**WORK TO DO:**
Find the lines containing the word "plus" and copy every one of them.

++++++++

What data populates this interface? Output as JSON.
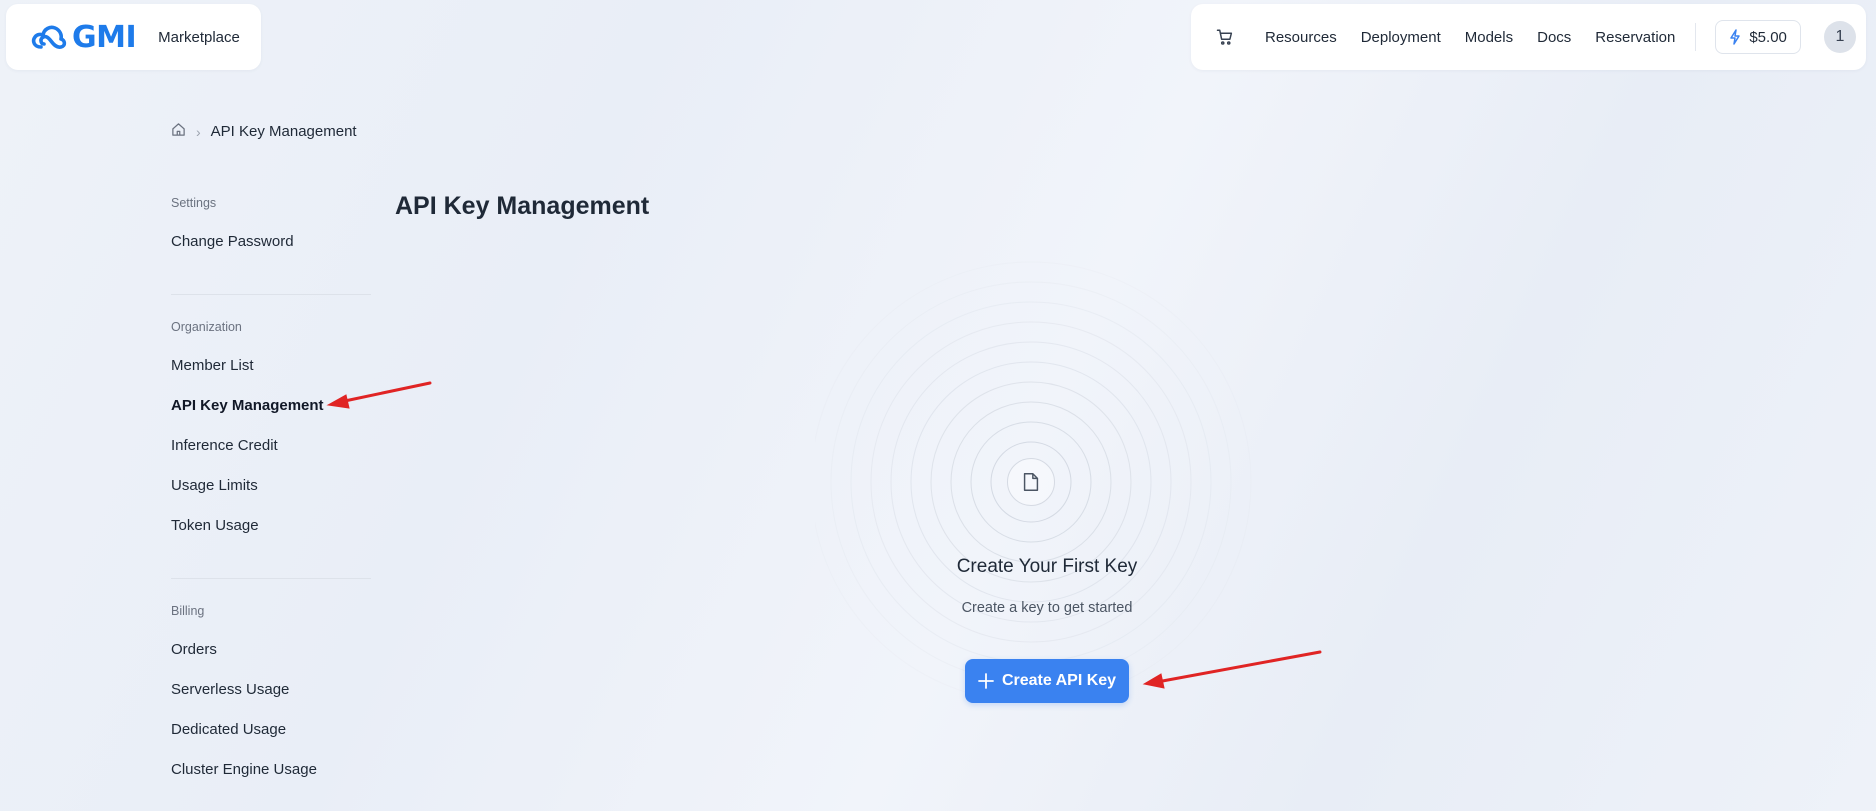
{
  "header": {
    "logo_text": "GMI",
    "marketplace_label": "Marketplace",
    "nav": [
      "Resources",
      "Deployment",
      "Models",
      "Docs",
      "Reservation"
    ],
    "balance": "$5.00",
    "avatar_initial": "1",
    "cart_icon": "cart-icon",
    "balance_icon": "lightning-icon"
  },
  "breadcrumb": {
    "home_icon": "home-icon",
    "current": "API Key Management"
  },
  "sidebar": {
    "settings": {
      "label": "Settings",
      "items": [
        "Change Password"
      ]
    },
    "organization": {
      "label": "Organization",
      "items": [
        "Member List",
        "API Key Management",
        "Inference Credit",
        "Usage Limits",
        "Token Usage"
      ],
      "active": "API Key Management"
    },
    "billing": {
      "label": "Billing",
      "items": [
        "Orders",
        "Serverless Usage",
        "Dedicated Usage",
        "Cluster Engine Usage"
      ]
    }
  },
  "main": {
    "title": "API Key Management",
    "empty_state": {
      "icon": "document-icon",
      "title": "Create Your First Key",
      "subtitle": "Create a key to get started",
      "button_label": "Create API Key",
      "button_icon": "plus-icon"
    }
  },
  "colors": {
    "brand": "#1e7bea",
    "primary_button": "#3a82f0",
    "annotation_arrow": "#e02424"
  }
}
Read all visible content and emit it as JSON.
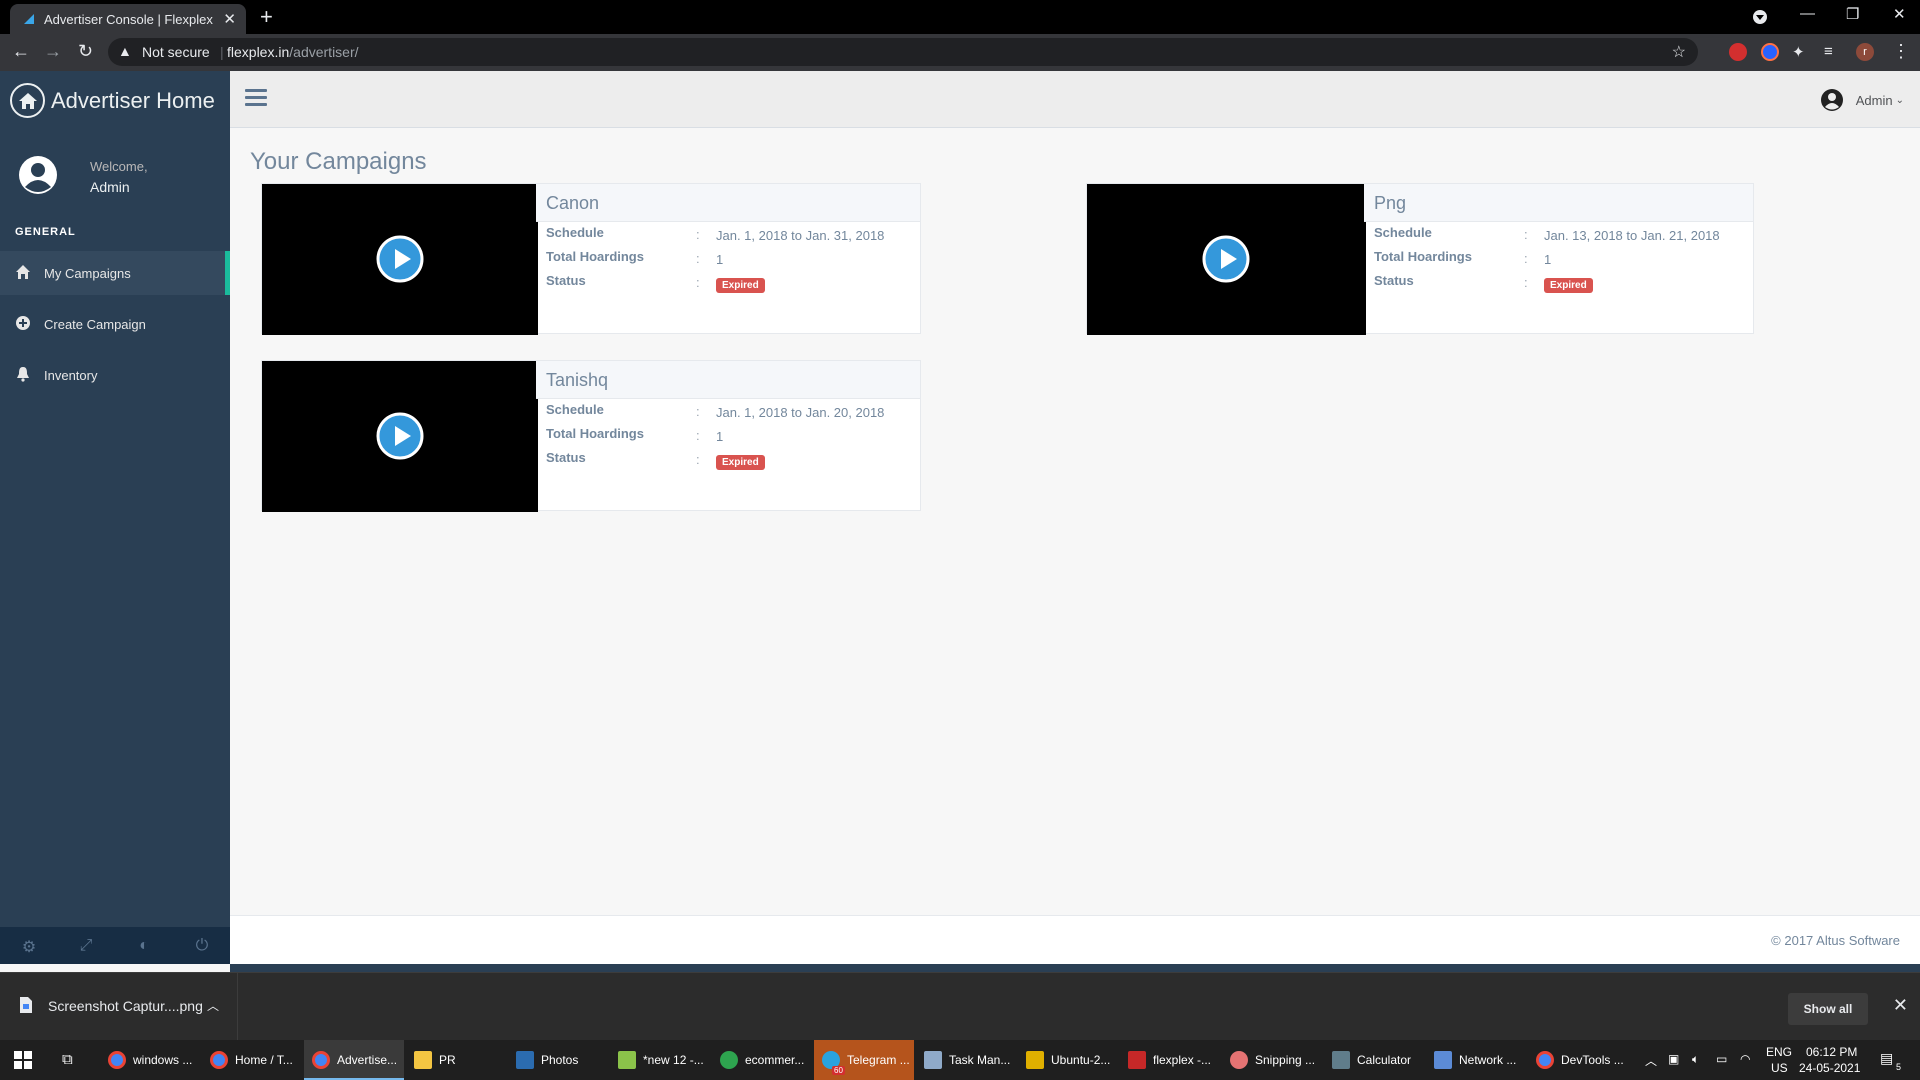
{
  "browser": {
    "tab_title": "Advertiser Console | Flexplex",
    "tab_close": "✕",
    "new_tab": "+",
    "security_label": "Not secure",
    "url_host": "flexplex.in",
    "url_path": "/advertiser/",
    "profile_initial": "r"
  },
  "sidebar": {
    "brand": "Advertiser Home",
    "welcome": "Welcome,",
    "user_name": "Admin",
    "section_title": "GENERAL",
    "items": [
      {
        "label": "My Campaigns",
        "icon": "home-icon",
        "active": true
      },
      {
        "label": "Create Campaign",
        "icon": "plus-circle-icon",
        "active": false
      },
      {
        "label": "Inventory",
        "icon": "bell-icon",
        "active": false
      }
    ]
  },
  "topnav": {
    "user_label": "Admin"
  },
  "main": {
    "page_title": "Your Campaigns",
    "field_labels": {
      "schedule": "Schedule",
      "hoardings": "Total Hoardings",
      "status": "Status"
    },
    "campaigns": [
      {
        "name": "Canon",
        "schedule": "Jan. 1, 2018 to Jan. 31, 2018",
        "hoardings": "1",
        "status": "Expired"
      },
      {
        "name": "Png",
        "schedule": "Jan. 13, 2018 to Jan. 21, 2018",
        "hoardings": "1",
        "status": "Expired"
      },
      {
        "name": "Tanishq",
        "schedule": "Jan. 1, 2018 to Jan. 20, 2018",
        "hoardings": "1",
        "status": "Expired"
      }
    ]
  },
  "footer": {
    "copyright": "© 2017 Altus Software"
  },
  "downloads": {
    "file_name": "Screenshot Captur....png",
    "show_all": "Show all"
  },
  "taskbar": {
    "apps": [
      {
        "label": "windows ...",
        "color": "#4285f4"
      },
      {
        "label": "Home / T...",
        "color": "#4285f4"
      },
      {
        "label": "Advertise...",
        "color": "#4285f4"
      },
      {
        "label": "PR",
        "color": "#f4c542"
      },
      {
        "label": "Photos",
        "color": "#2b6cb0"
      },
      {
        "label": "*new 12 -...",
        "color": "#8bc34a"
      },
      {
        "label": "ecommer...",
        "color": "#2ea44f"
      },
      {
        "label": "Telegram ...",
        "color": "#2aa3de"
      },
      {
        "label": "Task Man...",
        "color": "#8faac9"
      },
      {
        "label": "Ubuntu-2...",
        "color": "#e0b000"
      },
      {
        "label": "flexplex -...",
        "color": "#c62828"
      },
      {
        "label": "Snipping ...",
        "color": "#e57373"
      },
      {
        "label": "Calculator",
        "color": "#607d8b"
      },
      {
        "label": "Network ...",
        "color": "#5c8bd6"
      },
      {
        "label": "DevTools ...",
        "color": "#4285f4"
      }
    ],
    "telegram_badge": "60",
    "lang_top": "ENG",
    "lang_bottom": "US",
    "time": "06:12 PM",
    "date": "24-05-2021",
    "notifications": "5"
  },
  "colors": {
    "sidebar_bg": "#2a3f54",
    "accent": "#1abb9c",
    "badge_red": "#d9534f",
    "play_blue": "#3498db"
  }
}
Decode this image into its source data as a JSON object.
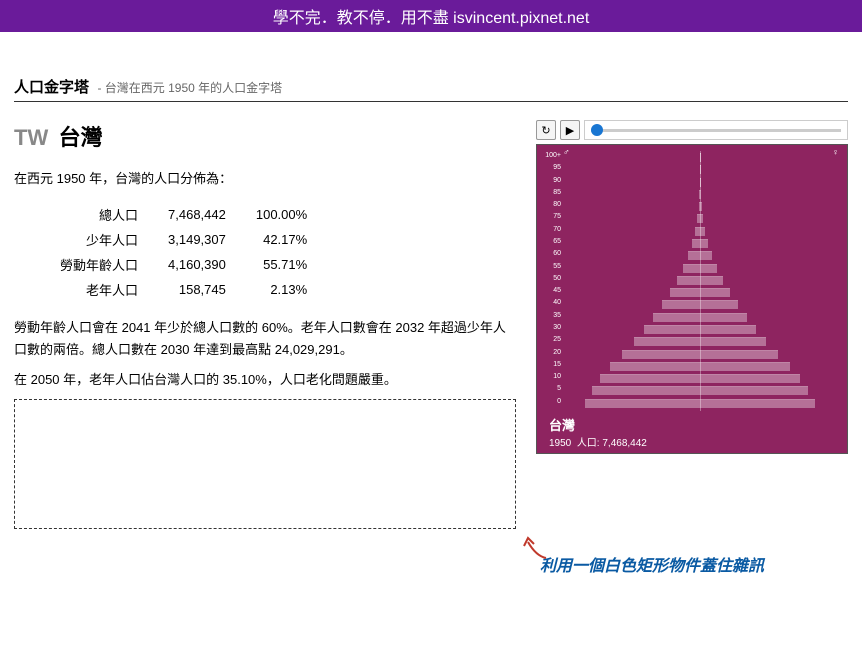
{
  "banner": "學不完．教不停．用不盡 isvincent.pixnet.net",
  "title": "人口金字塔",
  "subtitle": "- 台灣在西元 1950 年的人口金字塔",
  "country_code": "TW",
  "country_name": "台灣",
  "intro": "在西元 1950 年，台灣的人口分佈為：",
  "stats": [
    {
      "label": "總人口",
      "value": "7,468,442",
      "pct": "100.00%"
    },
    {
      "label": "少年人口",
      "value": "3,149,307",
      "pct": "42.17%"
    },
    {
      "label": "勞動年齡人口",
      "value": "4,160,390",
      "pct": "55.71%"
    },
    {
      "label": "老年人口",
      "value": "158,745",
      "pct": "2.13%"
    }
  ],
  "desc1": "勞動年齡人口會在 2041 年少於總人口數的 60%。老年人口數會在 2032 年超過少年人口數的兩倍。總人口數在 2030 年達到最高點 24,029,291。",
  "desc2": "在 2050 年，老年人口佔台灣人口的 35.10%，人口老化問題嚴重。",
  "annotation": "利用一個白色矩形物件蓋住雜訊",
  "pyramid": {
    "country": "台灣",
    "year": "1950",
    "pop_label": "人口: 7,468,442",
    "male_icon": "♂",
    "female_icon": "♀"
  },
  "chart_data": {
    "type": "population-pyramid",
    "title": "台灣 1950 人口金字塔",
    "age_groups": [
      "100+",
      "95",
      "90",
      "85",
      "80",
      "75",
      "70",
      "65",
      "60",
      "55",
      "50",
      "45",
      "40",
      "35",
      "30",
      "25",
      "20",
      "15",
      "10",
      "5",
      "0"
    ],
    "male_pct": [
      0.1,
      0.2,
      0.4,
      0.8,
      1.5,
      3,
      5,
      8,
      12,
      17,
      23,
      30,
      38,
      47,
      56,
      66,
      78,
      90,
      100,
      108,
      115
    ],
    "female_pct": [
      0.1,
      0.2,
      0.4,
      0.8,
      1.5,
      3,
      5,
      8,
      12,
      17,
      23,
      30,
      38,
      47,
      56,
      66,
      78,
      90,
      100,
      108,
      115
    ],
    "unit": "relative-width-px",
    "note": "Widths are visual approximations scaled to half-chart width"
  }
}
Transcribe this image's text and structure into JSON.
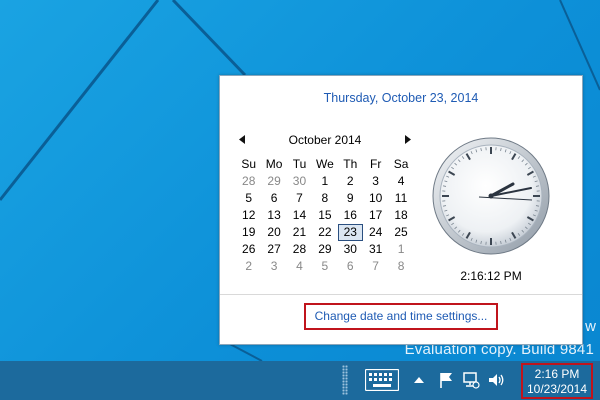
{
  "desktop": {
    "watermark_partial": "w",
    "watermark": "Evaluation copy. Build 9841"
  },
  "popup": {
    "header_date": "Thursday, October 23, 2014",
    "calendar": {
      "month_title": "October 2014",
      "weekdays": [
        "Su",
        "Mo",
        "Tu",
        "We",
        "Th",
        "Fr",
        "Sa"
      ],
      "weeks": [
        [
          "28",
          "29",
          "30",
          "1",
          "2",
          "3",
          "4"
        ],
        [
          "5",
          "6",
          "7",
          "8",
          "9",
          "10",
          "11"
        ],
        [
          "12",
          "13",
          "14",
          "15",
          "16",
          "17",
          "18"
        ],
        [
          "19",
          "20",
          "21",
          "22",
          "23",
          "24",
          "25"
        ],
        [
          "26",
          "27",
          "28",
          "29",
          "30",
          "31",
          "1"
        ],
        [
          "2",
          "3",
          "4",
          "5",
          "6",
          "7",
          "8"
        ]
      ],
      "selected_day": "23"
    },
    "clock_time": "2:16:12 PM",
    "settings_link": "Change date and time settings..."
  },
  "taskbar": {
    "icons": [
      "touch-keyboard-icon",
      "show-hidden-icons-chevron-icon",
      "action-center-flag-icon",
      "network-icon",
      "volume-icon"
    ],
    "time": "2:16 PM",
    "date": "10/23/2014"
  },
  "colors": {
    "accent_link": "#1f5bb4",
    "highlight_border": "#c0141c",
    "taskbar": "#1c6a9d",
    "desktop": "#0d90d8"
  }
}
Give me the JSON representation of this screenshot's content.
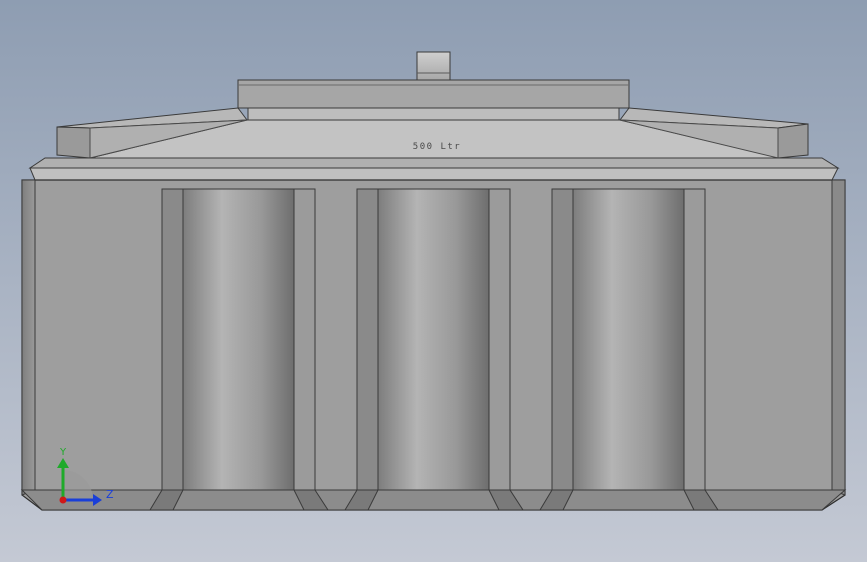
{
  "viewport": {
    "background_top": "#8e9db2",
    "background_bottom": "#c4c9d4",
    "model": "tank-front-view"
  },
  "model": {
    "engraved_text": "500 Ltr"
  },
  "triad": {
    "y_label": "Y",
    "z_label": "Z",
    "y_color": "#1faa2a",
    "z_color": "#1a3fd8",
    "x_color": "#d01818"
  }
}
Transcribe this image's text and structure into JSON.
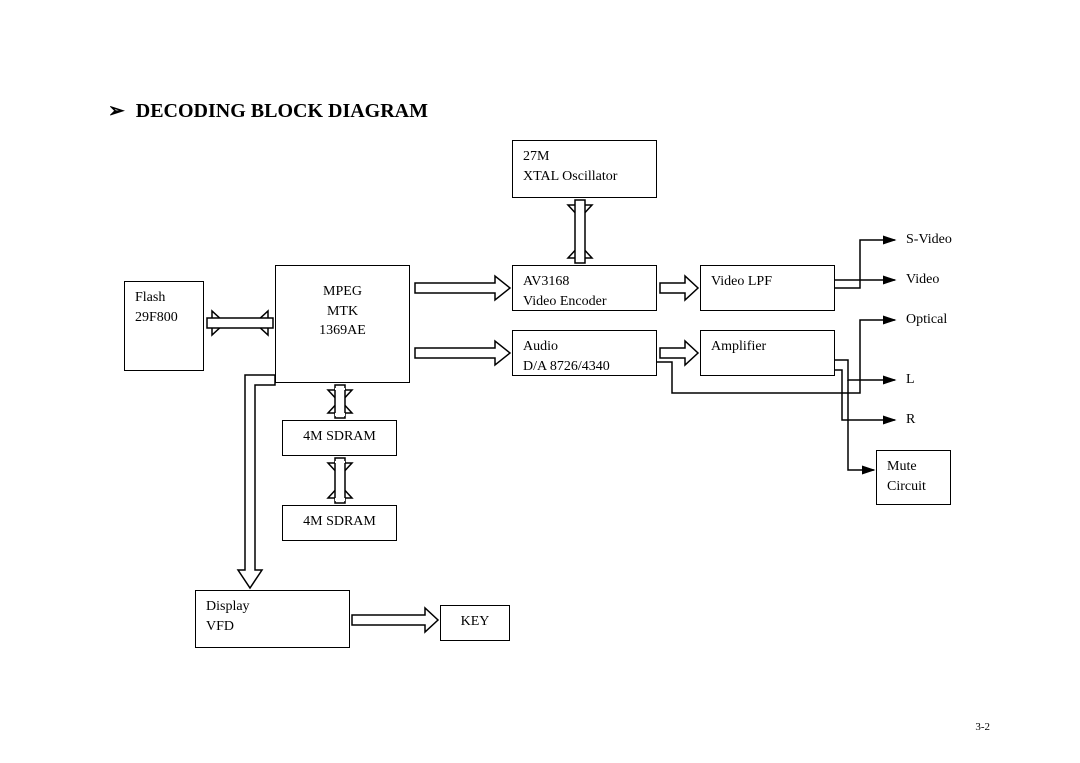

++++++++

**RESULT BELOW:**
      "button_icon": "plus-icon"
        "icon": "plus-circle-icon",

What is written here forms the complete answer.